▶ **Tarefa a realizar**: Segundo o texto da página, a que porcentagem da população da cidade de São Paulo correspondem os 185 mil manifestantes?

▶ **Texto da página**:
******************************

Esse tipo de número vale por sua relação com uma base de referência. Nesse sentido, os 185 mil correspondem a 1,5% da população da cidade de São Paulo, onde o evento ocorreu. Seria mais prudente tomar como referência a população da área metropolitana de São Paulo, dada a relativa facilidade de deslocamento para o local da manifestação.
Nesse caso, sobre os quase 21 milhões de
habitantes da área, os manifestantes foram apenas 0,89%. Sobre os 600 mil da
estimativa oficial, a porcentagem dos que compareceram à Paulista foi de menos
de 3% (2,89%). Nesse sentido, foi um fracasso?
No entanto, o conjunto da multidão visto do
alto constituiu uma massa impressionante, ocupando uns oito quarteirões dos
três longos quilômetros da avenida. Um pastor adventista, analisando na TV as
imagens, na manhã seguinte, assinalou que os uniformizados com a camiseta
amarela estavam densamente concentrados nos dois lados do caminhão-palanque em
frente ao Masp. Pouco mais de um quarteirão de cada lado. Na sequência, uma
outra multidão de não uniformizados, distribuída de maneira rala.
O que isso prova? Nada. Mas indica o
potencial efeito demonstração da imagem, de que Bolsonaro mantém a capacidade
de mobilização. E que, diferentemente do que aconteceu com Lula durante a
Lava-Jato, que viu seu prestígio decrescer, as investigações e processos
policiais e judiciais contra Bolsonaro não afetam seu apelo à curiosidade da
grande massa em relação à teatralidade da política.
O ato de domingo sociologicamente baseou-se
na explícita negação da política para renovar e legitimar o primeiro governante
antipolítico de nossa história republicana, Bolsonaro. No ato da Paulista, ele
e seus coadjuvantes mais próximos esmeraram-se em explicitar esse curioso e
contraditório modo de personificar a política. É aí que ganha visibilidade a
concepção totalitária do bolsonarismo, expressamente na usurpação do sagrado
pela política.
Foi significativo o surto emocional e místico
de Michelle Bolsonaro e as palavras dirigidas à emoção e não à razão dos
espectadores e ouvintes. Um discurso anestésico de reinterpretação dos fatos
que levaram seu marido e bolsonaristas à investigação da Polícia Federal por um
conjunto de atos que deram sentido ao processo de golpe de Estado para mantê-lo
no poder.

******************************

▶ **Dados fornecidos**:
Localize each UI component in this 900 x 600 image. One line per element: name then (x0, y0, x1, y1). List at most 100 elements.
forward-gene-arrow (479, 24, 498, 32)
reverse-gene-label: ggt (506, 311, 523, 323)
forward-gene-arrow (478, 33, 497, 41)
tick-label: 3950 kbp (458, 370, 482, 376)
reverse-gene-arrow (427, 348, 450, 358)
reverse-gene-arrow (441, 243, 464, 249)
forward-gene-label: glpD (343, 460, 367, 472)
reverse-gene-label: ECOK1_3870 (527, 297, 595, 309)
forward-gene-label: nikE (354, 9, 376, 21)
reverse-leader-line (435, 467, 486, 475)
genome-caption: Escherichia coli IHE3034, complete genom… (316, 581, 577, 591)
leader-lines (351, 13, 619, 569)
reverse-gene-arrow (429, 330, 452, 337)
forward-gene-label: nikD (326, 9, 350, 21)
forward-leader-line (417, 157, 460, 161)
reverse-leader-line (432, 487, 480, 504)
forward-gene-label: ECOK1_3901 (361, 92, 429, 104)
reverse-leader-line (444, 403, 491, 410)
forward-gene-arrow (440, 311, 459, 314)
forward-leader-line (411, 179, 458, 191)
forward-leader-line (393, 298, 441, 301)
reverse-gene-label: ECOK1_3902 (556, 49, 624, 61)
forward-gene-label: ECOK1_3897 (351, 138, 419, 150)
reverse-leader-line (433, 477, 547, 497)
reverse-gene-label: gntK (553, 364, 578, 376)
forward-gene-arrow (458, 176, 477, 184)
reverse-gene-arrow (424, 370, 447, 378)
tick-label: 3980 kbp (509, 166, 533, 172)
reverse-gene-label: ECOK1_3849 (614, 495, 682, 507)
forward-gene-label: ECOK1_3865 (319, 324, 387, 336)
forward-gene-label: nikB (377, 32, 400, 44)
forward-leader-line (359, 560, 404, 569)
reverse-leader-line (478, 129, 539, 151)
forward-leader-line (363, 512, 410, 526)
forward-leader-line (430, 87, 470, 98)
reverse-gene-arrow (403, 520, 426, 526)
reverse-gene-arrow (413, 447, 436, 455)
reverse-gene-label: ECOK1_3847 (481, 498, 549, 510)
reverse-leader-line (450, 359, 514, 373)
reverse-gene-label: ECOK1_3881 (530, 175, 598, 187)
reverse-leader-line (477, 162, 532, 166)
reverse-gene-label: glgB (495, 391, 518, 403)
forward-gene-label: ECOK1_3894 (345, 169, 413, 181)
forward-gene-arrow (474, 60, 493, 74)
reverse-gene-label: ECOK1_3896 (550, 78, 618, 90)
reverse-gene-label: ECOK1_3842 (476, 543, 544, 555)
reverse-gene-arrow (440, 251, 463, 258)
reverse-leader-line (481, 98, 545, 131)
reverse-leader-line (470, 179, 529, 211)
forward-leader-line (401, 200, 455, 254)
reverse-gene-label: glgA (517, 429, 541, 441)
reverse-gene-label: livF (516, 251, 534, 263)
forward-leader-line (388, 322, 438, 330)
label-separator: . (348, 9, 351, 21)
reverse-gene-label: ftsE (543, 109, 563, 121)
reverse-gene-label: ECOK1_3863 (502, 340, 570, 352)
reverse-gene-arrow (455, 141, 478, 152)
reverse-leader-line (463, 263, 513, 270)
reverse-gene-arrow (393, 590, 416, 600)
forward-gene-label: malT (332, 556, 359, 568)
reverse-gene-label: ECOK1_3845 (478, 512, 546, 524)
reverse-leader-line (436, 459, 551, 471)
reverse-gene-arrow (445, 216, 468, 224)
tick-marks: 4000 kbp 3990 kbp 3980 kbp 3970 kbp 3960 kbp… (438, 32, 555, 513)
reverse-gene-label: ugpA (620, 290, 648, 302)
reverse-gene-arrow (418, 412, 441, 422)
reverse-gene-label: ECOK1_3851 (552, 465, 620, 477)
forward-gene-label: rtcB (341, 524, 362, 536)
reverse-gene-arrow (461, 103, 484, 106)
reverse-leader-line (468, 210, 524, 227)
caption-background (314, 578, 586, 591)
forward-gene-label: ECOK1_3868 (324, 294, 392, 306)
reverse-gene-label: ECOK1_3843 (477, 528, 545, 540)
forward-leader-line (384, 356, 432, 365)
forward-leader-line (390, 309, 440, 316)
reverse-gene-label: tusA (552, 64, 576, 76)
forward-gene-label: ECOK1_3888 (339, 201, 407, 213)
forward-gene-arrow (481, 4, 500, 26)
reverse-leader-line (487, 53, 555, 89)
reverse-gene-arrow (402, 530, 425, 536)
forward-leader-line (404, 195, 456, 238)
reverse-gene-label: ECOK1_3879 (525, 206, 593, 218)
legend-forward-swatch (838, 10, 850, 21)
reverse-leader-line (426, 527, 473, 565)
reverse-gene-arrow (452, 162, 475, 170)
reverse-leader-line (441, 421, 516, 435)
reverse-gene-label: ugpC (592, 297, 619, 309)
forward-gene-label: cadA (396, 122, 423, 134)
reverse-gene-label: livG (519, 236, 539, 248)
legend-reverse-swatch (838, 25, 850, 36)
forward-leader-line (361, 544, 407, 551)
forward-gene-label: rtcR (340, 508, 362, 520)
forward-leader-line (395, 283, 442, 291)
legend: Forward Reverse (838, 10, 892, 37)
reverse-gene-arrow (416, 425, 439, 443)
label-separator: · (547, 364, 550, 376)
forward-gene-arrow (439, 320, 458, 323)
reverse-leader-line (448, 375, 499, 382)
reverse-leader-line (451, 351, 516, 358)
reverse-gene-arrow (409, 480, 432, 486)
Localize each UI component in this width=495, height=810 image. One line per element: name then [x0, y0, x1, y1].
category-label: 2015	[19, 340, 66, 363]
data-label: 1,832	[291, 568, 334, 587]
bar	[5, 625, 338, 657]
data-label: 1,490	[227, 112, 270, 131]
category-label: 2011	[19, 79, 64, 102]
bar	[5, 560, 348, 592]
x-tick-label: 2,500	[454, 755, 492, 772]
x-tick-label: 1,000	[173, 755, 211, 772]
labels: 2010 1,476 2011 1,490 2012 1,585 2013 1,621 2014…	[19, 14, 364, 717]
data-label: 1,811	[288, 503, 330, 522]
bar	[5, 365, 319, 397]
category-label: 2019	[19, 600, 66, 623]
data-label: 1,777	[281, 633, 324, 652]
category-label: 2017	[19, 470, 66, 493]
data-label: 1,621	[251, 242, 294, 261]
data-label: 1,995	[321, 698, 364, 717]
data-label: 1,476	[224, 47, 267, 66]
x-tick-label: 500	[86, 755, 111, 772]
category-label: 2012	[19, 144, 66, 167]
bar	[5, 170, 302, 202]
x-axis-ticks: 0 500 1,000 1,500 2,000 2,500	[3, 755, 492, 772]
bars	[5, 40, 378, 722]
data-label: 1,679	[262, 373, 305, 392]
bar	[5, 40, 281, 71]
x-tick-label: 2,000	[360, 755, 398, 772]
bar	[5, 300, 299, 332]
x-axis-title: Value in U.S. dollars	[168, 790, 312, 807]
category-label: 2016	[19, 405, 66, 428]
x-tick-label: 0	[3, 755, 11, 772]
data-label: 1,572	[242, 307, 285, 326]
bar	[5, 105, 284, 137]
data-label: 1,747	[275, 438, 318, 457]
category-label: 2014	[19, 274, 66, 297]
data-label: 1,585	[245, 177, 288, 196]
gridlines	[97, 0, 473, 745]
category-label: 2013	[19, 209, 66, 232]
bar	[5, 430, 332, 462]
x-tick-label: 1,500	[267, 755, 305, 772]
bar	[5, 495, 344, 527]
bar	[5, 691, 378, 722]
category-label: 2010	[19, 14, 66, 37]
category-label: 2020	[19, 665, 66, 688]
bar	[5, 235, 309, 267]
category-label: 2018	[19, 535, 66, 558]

******************************

▶ **Resposta escrita**: Correspondem a 1,5% da população da cidade de São Paulo.